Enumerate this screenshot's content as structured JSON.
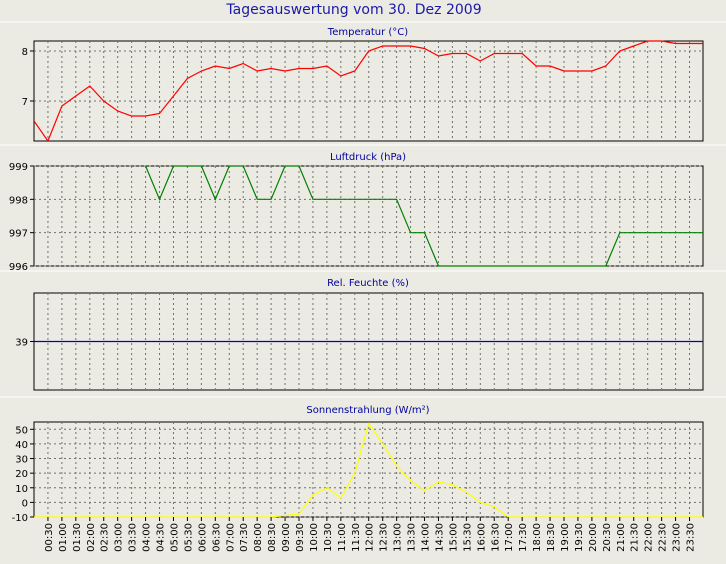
{
  "page_title": "Tagesauswertung vom 30. Dez 2009",
  "colors": {
    "background": "#ebebe3",
    "plot_background": "#ebebe3",
    "title": "#1a1aa6",
    "panel_title": "#0000a0",
    "grid": "#707070",
    "axis_text": "#000000"
  },
  "x_tick_labels": [
    "00:30",
    "01:00",
    "01:30",
    "02:00",
    "02:30",
    "03:00",
    "03:30",
    "04:00",
    "04:30",
    "05:00",
    "05:30",
    "06:00",
    "06:30",
    "07:00",
    "07:30",
    "08:00",
    "08:30",
    "09:00",
    "09:30",
    "10:00",
    "10:30",
    "11:00",
    "11:30",
    "12:00",
    "12:30",
    "13:00",
    "13:30",
    "14:00",
    "14:30",
    "15:00",
    "15:30",
    "16:00",
    "16:30",
    "17:00",
    "17:30",
    "18:00",
    "18:30",
    "19:00",
    "19:30",
    "20:00",
    "20:30",
    "21:00",
    "21:30",
    "22:00",
    "22:30",
    "23:00",
    "23:30"
  ],
  "chart_data": [
    {
      "type": "line",
      "title": "Temperatur (°C)",
      "color": "#ff0000",
      "y_ticks": [
        "7",
        "8"
      ],
      "ylim": [
        6.2,
        8.2
      ],
      "grid": true,
      "x": [
        "00:00",
        "00:30",
        "01:00",
        "01:30",
        "02:00",
        "02:30",
        "03:00",
        "03:30",
        "04:00",
        "04:30",
        "05:00",
        "05:30",
        "06:00",
        "06:30",
        "07:00",
        "07:30",
        "08:00",
        "08:30",
        "09:00",
        "09:30",
        "10:00",
        "10:30",
        "11:00",
        "11:30",
        "12:00",
        "12:30",
        "13:00",
        "13:30",
        "14:00",
        "14:30",
        "15:00",
        "15:30",
        "16:00",
        "16:30",
        "17:00",
        "17:30",
        "18:00",
        "18:30",
        "19:00",
        "19:30",
        "20:00",
        "20:30",
        "21:00",
        "21:30",
        "22:00",
        "22:30",
        "23:00",
        "23:30",
        "23:59"
      ],
      "values": [
        6.6,
        6.2,
        6.9,
        7.1,
        7.3,
        7.0,
        6.8,
        6.7,
        6.7,
        6.75,
        7.1,
        7.45,
        7.6,
        7.7,
        7.65,
        7.75,
        7.6,
        7.65,
        7.6,
        7.65,
        7.65,
        7.7,
        7.5,
        7.6,
        8.0,
        8.1,
        8.1,
        8.1,
        8.05,
        7.9,
        7.95,
        7.95,
        7.8,
        7.95,
        7.95,
        7.95,
        7.7,
        7.7,
        7.6,
        7.6,
        7.6,
        7.7,
        8.0,
        8.1,
        8.2,
        8.2,
        8.15,
        8.15,
        8.15
      ]
    },
    {
      "type": "line",
      "title": "Luftdruck (hPa)",
      "color": "#008000",
      "y_ticks": [
        "996",
        "997",
        "998",
        "999"
      ],
      "ylim": [
        996,
        999
      ],
      "grid": true,
      "x": [
        "04:00",
        "04:30",
        "05:00",
        "06:00",
        "06:30",
        "07:00",
        "07:30",
        "08:00",
        "08:30",
        "09:00",
        "09:30",
        "10:00",
        "13:00",
        "13:30",
        "14:00",
        "14:30",
        "20:30",
        "21:00",
        "23:59"
      ],
      "values": [
        999,
        998,
        999,
        999,
        998,
        999,
        999,
        998,
        998,
        999,
        999,
        998,
        998,
        997,
        997,
        996,
        996,
        997,
        997
      ]
    },
    {
      "type": "line",
      "title": "Rel. Feuchte (%)",
      "color": "#0000cc",
      "y_ticks": [
        "39"
      ],
      "ylim": [
        38,
        40
      ],
      "grid": true,
      "x": [
        "00:00",
        "23:59"
      ],
      "values": [
        39,
        39
      ]
    },
    {
      "type": "line",
      "title": "Sonnenstrahlung (W/m²)",
      "color": "#ffff00",
      "y_ticks": [
        "-10",
        "0",
        "10",
        "20",
        "30",
        "40",
        "50"
      ],
      "ylim": [
        -10,
        55
      ],
      "grid": true,
      "x": [
        "00:00",
        "08:30",
        "09:00",
        "09:30",
        "10:00",
        "10:30",
        "11:00",
        "11:30",
        "12:00",
        "12:30",
        "13:00",
        "13:30",
        "14:00",
        "14:30",
        "15:00",
        "15:30",
        "16:00",
        "16:30",
        "17:00",
        "23:59"
      ],
      "values": [
        -10,
        -10,
        -9,
        -8,
        5,
        10,
        3,
        20,
        54,
        40,
        25,
        15,
        8,
        14,
        12,
        7,
        0,
        -3,
        -10,
        -10
      ]
    }
  ]
}
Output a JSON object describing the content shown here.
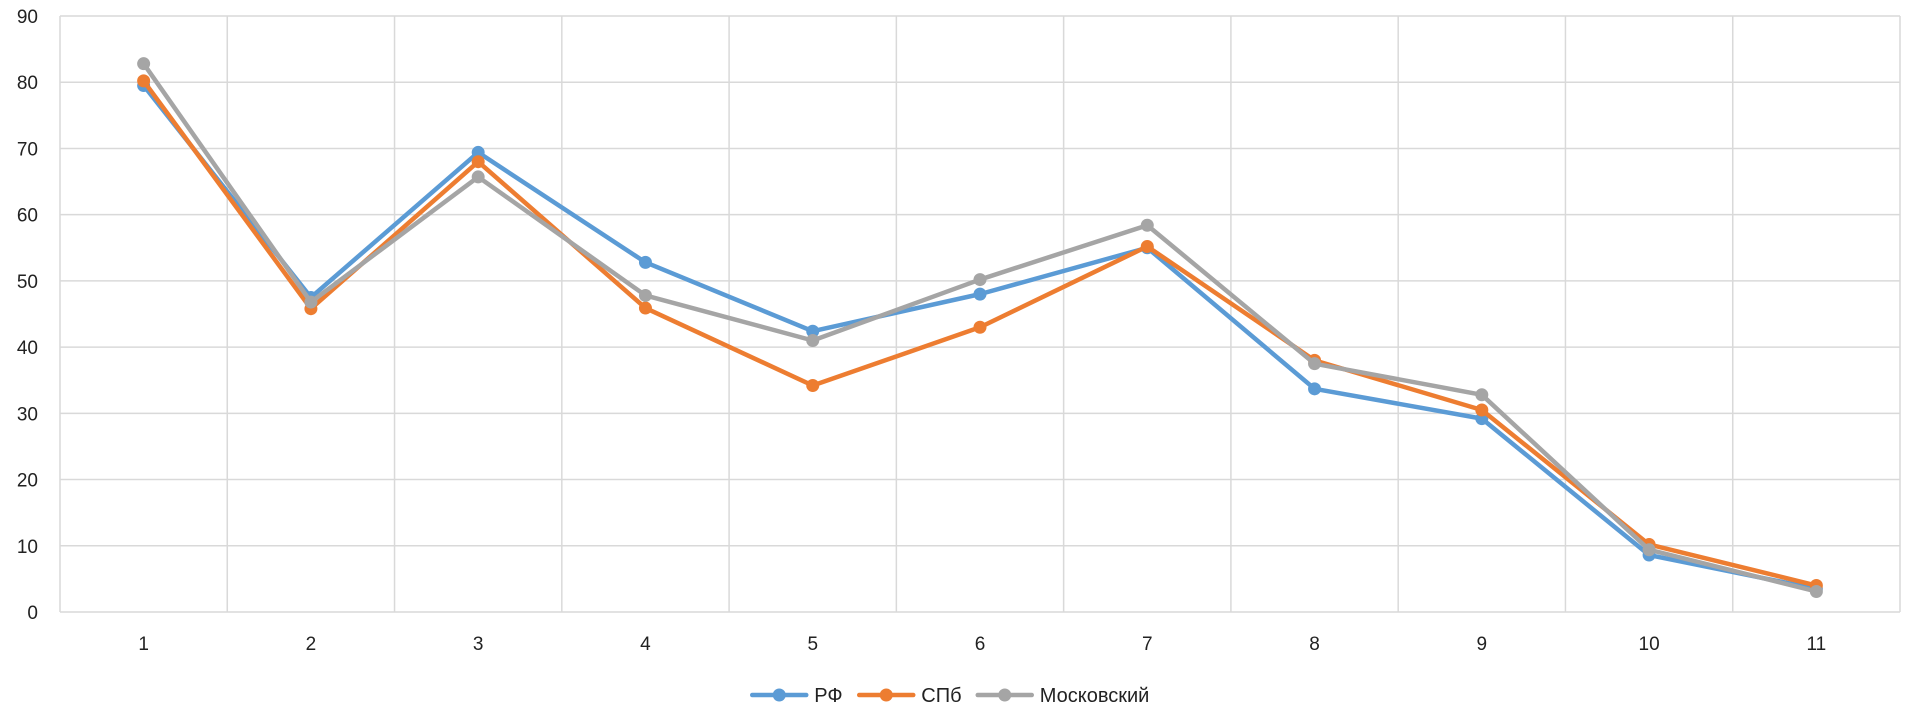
{
  "chart_data": {
    "type": "line",
    "title": "",
    "xlabel": "",
    "ylabel": "",
    "x": [
      "1",
      "2",
      "3",
      "4",
      "5",
      "6",
      "7",
      "8",
      "9",
      "10",
      "11"
    ],
    "ylim": [
      0,
      90
    ],
    "yticks": [
      0,
      10,
      20,
      30,
      40,
      50,
      60,
      70,
      80,
      90
    ],
    "grid": true,
    "legend_position": "bottom",
    "series": [
      {
        "name": "РФ",
        "color": "#5B9BD5",
        "values": [
          79.5,
          47.5,
          69.4,
          52.8,
          42.4,
          48.0,
          55.0,
          33.7,
          29.2,
          8.6,
          3.5
        ]
      },
      {
        "name": "СПб",
        "color": "#ED7D31",
        "values": [
          80.2,
          45.8,
          68.0,
          45.9,
          34.2,
          43.0,
          55.2,
          38.0,
          30.5,
          10.2,
          4.0
        ]
      },
      {
        "name": "Московский",
        "color": "#A5A5A5",
        "values": [
          82.8,
          46.8,
          65.7,
          47.8,
          41.0,
          50.2,
          58.4,
          37.5,
          32.8,
          9.4,
          3.1
        ]
      }
    ]
  }
}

⁂

Pictures in the records should not appear in your copy, but everything else must be transcribed exactly.

* Task output
Enumerate this screenshot's content as structured JSON.
{
  "page_title": "Tagesauswertung vom 30. Dez 2009",
  "colors": {
    "background": "#ebebe3",
    "plot_background": "#ebebe3",
    "title": "#1a1aa6",
    "panel_title": "#0000a0",
    "grid": "#707070",
    "axis_text": "#000000"
  },
  "x_tick_labels": [
    "00:30",
    "01:00",
    "01:30",
    "02:00",
    "02:30",
    "03:00",
    "03:30",
    "04:00",
    "04:30",
    "05:00",
    "05:30",
    "06:00",
    "06:30",
    "07:00",
    "07:30",
    "08:00",
    "08:30",
    "09:00",
    "09:30",
    "10:00",
    "10:30",
    "11:00",
    "11:30",
    "12:00",
    "12:30",
    "13:00",
    "13:30",
    "14:00",
    "14:30",
    "15:00",
    "15:30",
    "16:00",
    "16:30",
    "17:00",
    "17:30",
    "18:00",
    "18:30",
    "19:00",
    "19:30",
    "20:00",
    "20:30",
    "21:00",
    "21:30",
    "22:00",
    "22:30",
    "23:00",
    "23:30"
  ],
  "chart_data": [
    {
      "type": "line",
      "title": "Temperatur (°C)",
      "color": "#ff0000",
      "y_ticks": [
        "7",
        "8"
      ],
      "ylim": [
        6.2,
        8.2
      ],
      "grid": true,
      "x": [
        "00:00",
        "00:30",
        "01:00",
        "01:30",
        "02:00",
        "02:30",
        "03:00",
        "03:30",
        "04:00",
        "04:30",
        "05:00",
        "05:30",
        "06:00",
        "06:30",
        "07:00",
        "07:30",
        "08:00",
        "08:30",
        "09:00",
        "09:30",
        "10:00",
        "10:30",
        "11:00",
        "11:30",
        "12:00",
        "12:30",
        "13:00",
        "13:30",
        "14:00",
        "14:30",
        "15:00",
        "15:30",
        "16:00",
        "16:30",
        "17:00",
        "17:30",
        "18:00",
        "18:30",
        "19:00",
        "19:30",
        "20:00",
        "20:30",
        "21:00",
        "21:30",
        "22:00",
        "22:30",
        "23:00",
        "23:30",
        "23:59"
      ],
      "values": [
        6.6,
        6.2,
        6.9,
        7.1,
        7.3,
        7.0,
        6.8,
        6.7,
        6.7,
        6.75,
        7.1,
        7.45,
        7.6,
        7.7,
        7.65,
        7.75,
        7.6,
        7.65,
        7.6,
        7.65,
        7.65,
        7.7,
        7.5,
        7.6,
        8.0,
        8.1,
        8.1,
        8.1,
        8.05,
        7.9,
        7.95,
        7.95,
        7.8,
        7.95,
        7.95,
        7.95,
        7.7,
        7.7,
        7.6,
        7.6,
        7.6,
        7.7,
        8.0,
        8.1,
        8.2,
        8.2,
        8.15,
        8.15,
        8.15
      ]
    },
    {
      "type": "line",
      "title": "Luftdruck (hPa)",
      "color": "#008000",
      "y_ticks": [
        "996",
        "997",
        "998",
        "999"
      ],
      "ylim": [
        996,
        999
      ],
      "grid": true,
      "x": [
        "04:00",
        "04:30",
        "05:00",
        "06:00",
        "06:30",
        "07:00",
        "07:30",
        "08:00",
        "08:30",
        "09:00",
        "09:30",
        "10:00",
        "13:00",
        "13:30",
        "14:00",
        "14:30",
        "20:30",
        "21:00",
        "23:59"
      ],
      "values": [
        999,
        998,
        999,
        999,
        998,
        999,
        999,
        998,
        998,
        999,
        999,
        998,
        998,
        997,
        997,
        996,
        996,
        997,
        997
      ]
    },
    {
      "type": "line",
      "title": "Rel. Feuchte (%)",
      "color": "#0000cc",
      "y_ticks": [
        "39"
      ],
      "ylim": [
        38,
        40
      ],
      "grid": true,
      "x": [
        "00:00",
        "23:59"
      ],
      "values": [
        39,
        39
      ]
    },
    {
      "type": "line",
      "title": "Sonnenstrahlung (W/m²)",
      "color": "#ffff00",
      "y_ticks": [
        "-10",
        "0",
        "10",
        "20",
        "30",
        "40",
        "50"
      ],
      "ylim": [
        -10,
        55
      ],
      "grid": true,
      "x": [
        "00:00",
        "08:30",
        "09:00",
        "09:30",
        "10:00",
        "10:30",
        "11:00",
        "11:30",
        "12:00",
        "12:30",
        "13:00",
        "13:30",
        "14:00",
        "14:30",
        "15:00",
        "15:30",
        "16:00",
        "16:30",
        "17:00",
        "23:59"
      ],
      "values": [
        -10,
        -10,
        -9,
        -8,
        5,
        10,
        3,
        20,
        54,
        40,
        25,
        15,
        8,
        14,
        12,
        7,
        0,
        -3,
        -10,
        -10
      ]
    }
  ]
}
Output a JSON object describing the content shown here.
{
  "chart_data": {
    "type": "line",
    "title": "",
    "xlabel": "",
    "ylabel": "",
    "x": [
      "1",
      "2",
      "3",
      "4",
      "5",
      "6",
      "7",
      "8",
      "9",
      "10",
      "11"
    ],
    "ylim": [
      0,
      90
    ],
    "yticks": [
      0,
      10,
      20,
      30,
      40,
      50,
      60,
      70,
      80,
      90
    ],
    "grid": true,
    "legend_position": "bottom",
    "series": [
      {
        "name": "РФ",
        "color": "#5B9BD5",
        "values": [
          79.5,
          47.5,
          69.4,
          52.8,
          42.4,
          48.0,
          55.0,
          33.7,
          29.2,
          8.6,
          3.5
        ]
      },
      {
        "name": "СПб",
        "color": "#ED7D31",
        "values": [
          80.2,
          45.8,
          68.0,
          45.9,
          34.2,
          43.0,
          55.2,
          38.0,
          30.5,
          10.2,
          4.0
        ]
      },
      {
        "name": "Московский",
        "color": "#A5A5A5",
        "values": [
          82.8,
          46.8,
          65.7,
          47.8,
          41.0,
          50.2,
          58.4,
          37.5,
          32.8,
          9.4,
          3.1
        ]
      }
    ]
  }
}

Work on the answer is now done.